What the exercise asks
Take each line containing "square" and report it exactly as written.

Stored records
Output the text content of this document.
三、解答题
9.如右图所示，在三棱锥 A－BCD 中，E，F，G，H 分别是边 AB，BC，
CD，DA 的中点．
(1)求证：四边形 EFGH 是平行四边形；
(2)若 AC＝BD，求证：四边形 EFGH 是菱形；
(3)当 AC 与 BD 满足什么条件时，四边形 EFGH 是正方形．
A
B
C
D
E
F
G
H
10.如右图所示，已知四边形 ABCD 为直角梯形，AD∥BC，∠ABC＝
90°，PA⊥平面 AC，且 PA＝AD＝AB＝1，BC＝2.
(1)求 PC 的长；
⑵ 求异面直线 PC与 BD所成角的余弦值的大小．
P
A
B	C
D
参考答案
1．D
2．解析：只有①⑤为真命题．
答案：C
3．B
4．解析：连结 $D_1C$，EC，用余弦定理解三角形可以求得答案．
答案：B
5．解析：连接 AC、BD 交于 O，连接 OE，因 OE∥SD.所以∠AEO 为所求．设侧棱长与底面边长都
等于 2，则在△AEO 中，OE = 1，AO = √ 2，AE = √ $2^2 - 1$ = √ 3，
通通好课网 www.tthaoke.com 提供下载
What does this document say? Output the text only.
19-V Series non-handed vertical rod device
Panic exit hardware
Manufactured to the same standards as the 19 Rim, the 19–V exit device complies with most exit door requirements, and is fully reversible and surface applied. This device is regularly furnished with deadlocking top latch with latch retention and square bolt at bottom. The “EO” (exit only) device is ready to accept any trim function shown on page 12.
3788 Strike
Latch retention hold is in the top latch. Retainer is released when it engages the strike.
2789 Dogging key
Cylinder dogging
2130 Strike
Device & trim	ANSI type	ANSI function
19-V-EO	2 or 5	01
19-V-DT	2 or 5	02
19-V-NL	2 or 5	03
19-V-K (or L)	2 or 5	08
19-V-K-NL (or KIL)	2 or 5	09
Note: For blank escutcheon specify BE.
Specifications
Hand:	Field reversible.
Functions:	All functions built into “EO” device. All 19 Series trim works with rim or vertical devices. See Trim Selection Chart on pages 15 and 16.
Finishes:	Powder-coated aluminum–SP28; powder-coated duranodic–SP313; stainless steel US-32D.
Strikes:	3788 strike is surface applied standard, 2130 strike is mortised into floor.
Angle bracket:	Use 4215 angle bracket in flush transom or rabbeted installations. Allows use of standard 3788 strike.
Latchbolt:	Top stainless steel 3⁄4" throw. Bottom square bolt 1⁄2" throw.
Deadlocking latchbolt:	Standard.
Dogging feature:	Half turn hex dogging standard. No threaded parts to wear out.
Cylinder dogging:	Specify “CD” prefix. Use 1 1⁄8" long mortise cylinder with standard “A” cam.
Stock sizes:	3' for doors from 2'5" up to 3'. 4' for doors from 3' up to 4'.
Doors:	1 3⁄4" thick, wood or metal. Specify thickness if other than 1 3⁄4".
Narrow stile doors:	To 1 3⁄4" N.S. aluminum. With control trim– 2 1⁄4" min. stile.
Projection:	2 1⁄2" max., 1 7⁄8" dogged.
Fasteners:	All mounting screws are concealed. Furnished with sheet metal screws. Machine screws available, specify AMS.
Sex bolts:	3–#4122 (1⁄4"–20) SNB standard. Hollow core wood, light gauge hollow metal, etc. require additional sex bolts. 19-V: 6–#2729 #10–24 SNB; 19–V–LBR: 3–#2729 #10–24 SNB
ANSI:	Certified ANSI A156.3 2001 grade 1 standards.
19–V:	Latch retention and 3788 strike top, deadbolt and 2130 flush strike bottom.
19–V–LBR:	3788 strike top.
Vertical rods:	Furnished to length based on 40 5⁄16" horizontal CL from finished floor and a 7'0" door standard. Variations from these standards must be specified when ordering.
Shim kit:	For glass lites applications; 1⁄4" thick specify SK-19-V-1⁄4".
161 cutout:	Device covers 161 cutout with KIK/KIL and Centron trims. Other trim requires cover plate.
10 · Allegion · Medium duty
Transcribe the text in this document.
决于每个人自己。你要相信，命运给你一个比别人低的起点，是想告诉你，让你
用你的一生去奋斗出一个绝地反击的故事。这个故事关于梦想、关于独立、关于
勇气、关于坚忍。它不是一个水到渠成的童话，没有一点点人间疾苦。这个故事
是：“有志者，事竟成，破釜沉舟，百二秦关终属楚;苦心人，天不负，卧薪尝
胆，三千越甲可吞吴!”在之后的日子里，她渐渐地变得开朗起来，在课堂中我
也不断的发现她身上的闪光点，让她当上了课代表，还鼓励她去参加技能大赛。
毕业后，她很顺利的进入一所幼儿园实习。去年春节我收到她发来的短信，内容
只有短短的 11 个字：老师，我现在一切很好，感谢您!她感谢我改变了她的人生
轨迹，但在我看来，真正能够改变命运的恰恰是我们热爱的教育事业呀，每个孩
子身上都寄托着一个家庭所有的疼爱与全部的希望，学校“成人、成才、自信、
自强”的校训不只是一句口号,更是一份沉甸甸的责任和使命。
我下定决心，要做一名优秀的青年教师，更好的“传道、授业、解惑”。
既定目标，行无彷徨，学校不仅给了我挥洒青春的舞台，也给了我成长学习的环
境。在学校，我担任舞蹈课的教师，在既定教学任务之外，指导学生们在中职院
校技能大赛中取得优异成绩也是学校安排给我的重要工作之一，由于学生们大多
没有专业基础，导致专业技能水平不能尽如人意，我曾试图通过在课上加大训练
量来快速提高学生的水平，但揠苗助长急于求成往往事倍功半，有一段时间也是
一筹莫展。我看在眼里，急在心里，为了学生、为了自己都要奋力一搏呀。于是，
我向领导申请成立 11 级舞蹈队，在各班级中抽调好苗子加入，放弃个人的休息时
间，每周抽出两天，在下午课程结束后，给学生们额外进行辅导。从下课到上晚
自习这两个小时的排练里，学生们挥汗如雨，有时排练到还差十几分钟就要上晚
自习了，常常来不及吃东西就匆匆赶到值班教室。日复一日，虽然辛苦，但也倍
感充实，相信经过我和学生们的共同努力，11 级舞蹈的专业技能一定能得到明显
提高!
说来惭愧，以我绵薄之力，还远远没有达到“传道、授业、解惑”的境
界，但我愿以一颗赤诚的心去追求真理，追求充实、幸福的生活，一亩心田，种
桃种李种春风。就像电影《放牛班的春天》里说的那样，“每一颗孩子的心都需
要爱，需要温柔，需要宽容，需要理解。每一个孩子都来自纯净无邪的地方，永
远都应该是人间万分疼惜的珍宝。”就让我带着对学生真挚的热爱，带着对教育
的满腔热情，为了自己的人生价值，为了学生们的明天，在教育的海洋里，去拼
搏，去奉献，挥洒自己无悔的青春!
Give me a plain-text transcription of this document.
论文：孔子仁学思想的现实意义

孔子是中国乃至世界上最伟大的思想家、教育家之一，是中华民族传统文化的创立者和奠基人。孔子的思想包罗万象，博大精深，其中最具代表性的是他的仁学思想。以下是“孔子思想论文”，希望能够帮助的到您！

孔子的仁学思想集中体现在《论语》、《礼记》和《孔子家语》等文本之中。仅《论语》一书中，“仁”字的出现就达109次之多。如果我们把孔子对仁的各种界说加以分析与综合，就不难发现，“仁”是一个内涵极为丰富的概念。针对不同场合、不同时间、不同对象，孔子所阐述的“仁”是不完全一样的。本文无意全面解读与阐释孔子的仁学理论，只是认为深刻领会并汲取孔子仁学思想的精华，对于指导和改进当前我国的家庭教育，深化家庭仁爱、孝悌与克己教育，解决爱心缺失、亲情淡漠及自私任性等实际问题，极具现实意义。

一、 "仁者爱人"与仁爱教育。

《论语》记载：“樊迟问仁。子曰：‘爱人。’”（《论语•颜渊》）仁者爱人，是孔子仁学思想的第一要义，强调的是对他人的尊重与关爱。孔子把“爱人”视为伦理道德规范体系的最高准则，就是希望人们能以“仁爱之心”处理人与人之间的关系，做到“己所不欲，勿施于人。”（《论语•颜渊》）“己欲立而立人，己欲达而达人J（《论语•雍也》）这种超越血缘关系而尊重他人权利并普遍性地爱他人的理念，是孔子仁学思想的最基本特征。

Output
Manufactured to the same standards as the 19 Rim, the 19–V exit device complies with most exit door requirements, and is fully reversible and surface applied. This device is regularly furnished with deadlocking top latch with latch retention and square bolt at bottom. The “EO” (exit only) device is ready to accept any trim function shown on page 12.
Latchbolt:	Top stainless steel 3⁄4" throw. Bottom square bolt 1⁄2" throw.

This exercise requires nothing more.